_REQUIRED WORK_
Are you able to retype all the records below exactly?

_RECORDS FOR THIS EXERCISE_

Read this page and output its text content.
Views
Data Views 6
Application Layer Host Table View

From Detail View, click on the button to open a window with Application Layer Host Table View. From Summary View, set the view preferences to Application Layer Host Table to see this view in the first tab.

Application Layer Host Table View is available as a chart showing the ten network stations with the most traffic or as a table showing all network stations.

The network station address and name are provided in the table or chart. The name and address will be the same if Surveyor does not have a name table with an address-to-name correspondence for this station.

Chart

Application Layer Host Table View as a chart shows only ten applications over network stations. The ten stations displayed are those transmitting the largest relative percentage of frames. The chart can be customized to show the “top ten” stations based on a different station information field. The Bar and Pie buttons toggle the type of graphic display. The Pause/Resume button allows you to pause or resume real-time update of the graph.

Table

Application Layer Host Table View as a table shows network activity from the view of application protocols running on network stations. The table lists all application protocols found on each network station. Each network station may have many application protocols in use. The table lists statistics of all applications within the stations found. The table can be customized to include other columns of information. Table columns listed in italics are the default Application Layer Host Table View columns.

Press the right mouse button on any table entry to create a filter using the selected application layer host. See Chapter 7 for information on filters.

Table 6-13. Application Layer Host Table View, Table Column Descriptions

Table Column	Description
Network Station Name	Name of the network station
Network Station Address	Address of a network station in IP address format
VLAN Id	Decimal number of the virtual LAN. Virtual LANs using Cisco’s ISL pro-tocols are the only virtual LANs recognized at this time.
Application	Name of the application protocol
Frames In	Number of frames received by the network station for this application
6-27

_SOLUTION BELOW_
Read this page and output its text content.
Views
Data Views 6
Application Layer Host Table View

From Detail View, click on the button to open a window with Application Layer Host Table View. From Summary View, set the view preferences to Application Layer Host Table to see this view in the first tab.

Application Layer Host Table View is available as a chart showing the ten network stations with the most traffic or as a table showing all network stations.

The network station address and name are provided in the table or chart. The name and address will be the same if Surveyor does not have a name table with an address-to-name correspondence for this station.

Chart

Application Layer Host Table View as a chart shows only ten applications over network stations. The ten stations displayed are those transmitting the largest relative percentage of frames. The chart can be customized to show the “top ten” stations based on a different station information field. The Bar and Pie buttons toggle the type of graphic display. The Pause/Resume button allows you to pause or resume real-time update of the graph.

Table

Application Layer Host Table View as a table shows network activity from the view of application protocols running on network stations. The table lists all application protocols found on each network station. Each network station may have many application protocols in use. The table lists statistics of all applications within the stations found. The table can be customized to include other columns of information. Table columns listed in italics are the default Application Layer Host Table View columns.

Press the right mouse button on any table entry to create a filter using the selected application layer host. See Chapter 7 for information on filters.

Table 6-13. Application Layer Host Table View, Table Column Descriptions

Table Column	Description
Network Station Name	Name of the network station
Network Station Address	Address of a network station in IP address format
VLAN Id	Decimal number of the virtual LAN. Virtual LANs using Cisco’s ISL pro-tocols are the only virtual LANs recognized at this time.
Application	Name of the application protocol
Frames In	Number of frames received by the network station for this application
6-27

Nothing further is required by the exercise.